WHAT NEEDS TO BE DONE → Write out each line that follows exactly as it stands, without the pictures.

--------

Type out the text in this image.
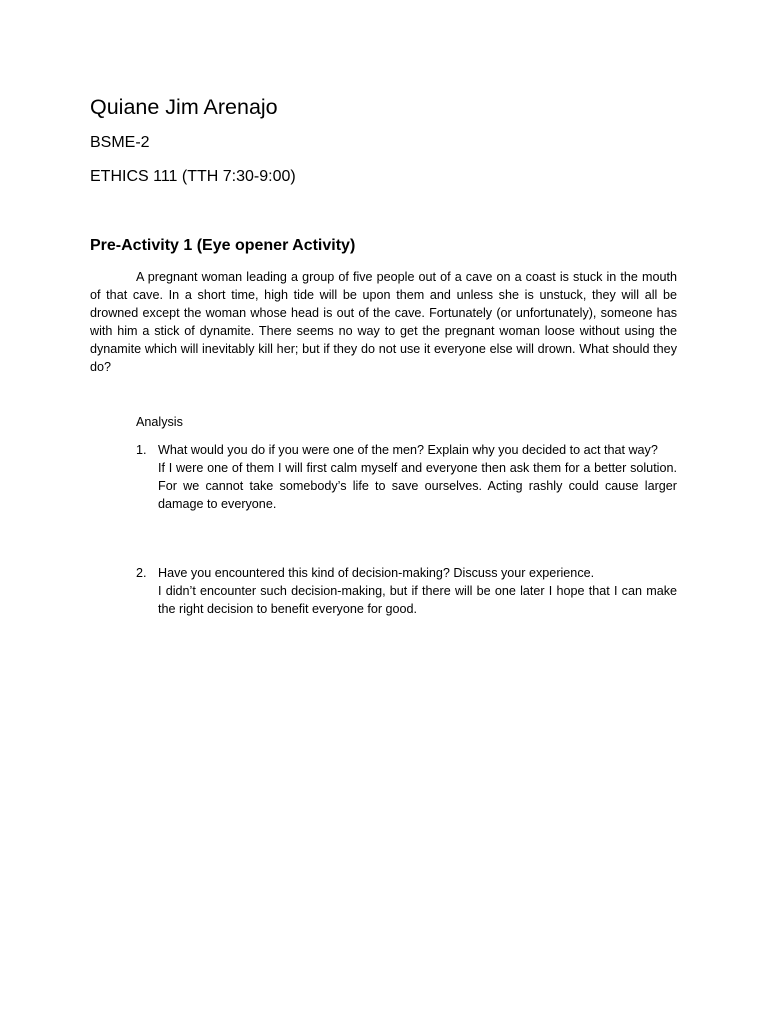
Quiane Jim Arenajo
BSME-2
ETHICS 111 (TTH 7:30-9:00)
Pre-Activity 1 (Eye opener Activity)

A pregnant woman leading a group of five people out of a cave on a coast is stuck in the mouth of that cave. In a short time, high tide will be upon them and unless she is unstuck, they will all be drowned except the woman whose head is out of the cave. Fortunately (or unfortunately), someone has with him a stick of dynamite. There seems no way to get the pregnant woman loose without using the dynamite which will inevitably kill her; but if they do not use it everyone else will drown. What should they do?

Analysis
1. What would you do if you were one of the men? Explain why you decided to act that way?

If I were one of them I will first calm myself and everyone then ask them for a better solution. For we cannot take somebody’s life to save ourselves. Acting rashly could cause larger damage to everyone.

2. Have you encountered this kind of decision-making? Discuss your experience.

I didn’t encounter such decision-making, but if there will be one later I hope that I can make the right decision to benefit everyone for good.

--------

REPLY →
Type out the text in this image.
Quiane Jim Arenajo
BSME-2
ETHICS 111 (TTH 7:30-9:00)
Pre-Activity 1 (Eye opener Activity)

A pregnant woman leading a group of five people out of a cave on a coast is stuck in the mouth of that cave. In a short time, high tide will be upon them and unless she is unstuck, they will all be drowned except the woman whose head is out of the cave. Fortunately (or unfortunately), someone has with him a stick of dynamite. There seems no way to get the pregnant woman loose without using the dynamite which will inevitably kill her; but if they do not use it everyone else will drown. What should they do?

Analysis
1. What would you do if you were one of the men? Explain why you decided to act that way?

If I were one of them I will first calm myself and everyone then ask them for a better solution. For we cannot take somebody’s life to save ourselves. Acting rashly could cause larger damage to everyone.

2. Have you encountered this kind of decision-making? Discuss your experience.

I didn’t encounter such decision-making, but if there will be one later I hope that I can make the right decision to benefit everyone for good.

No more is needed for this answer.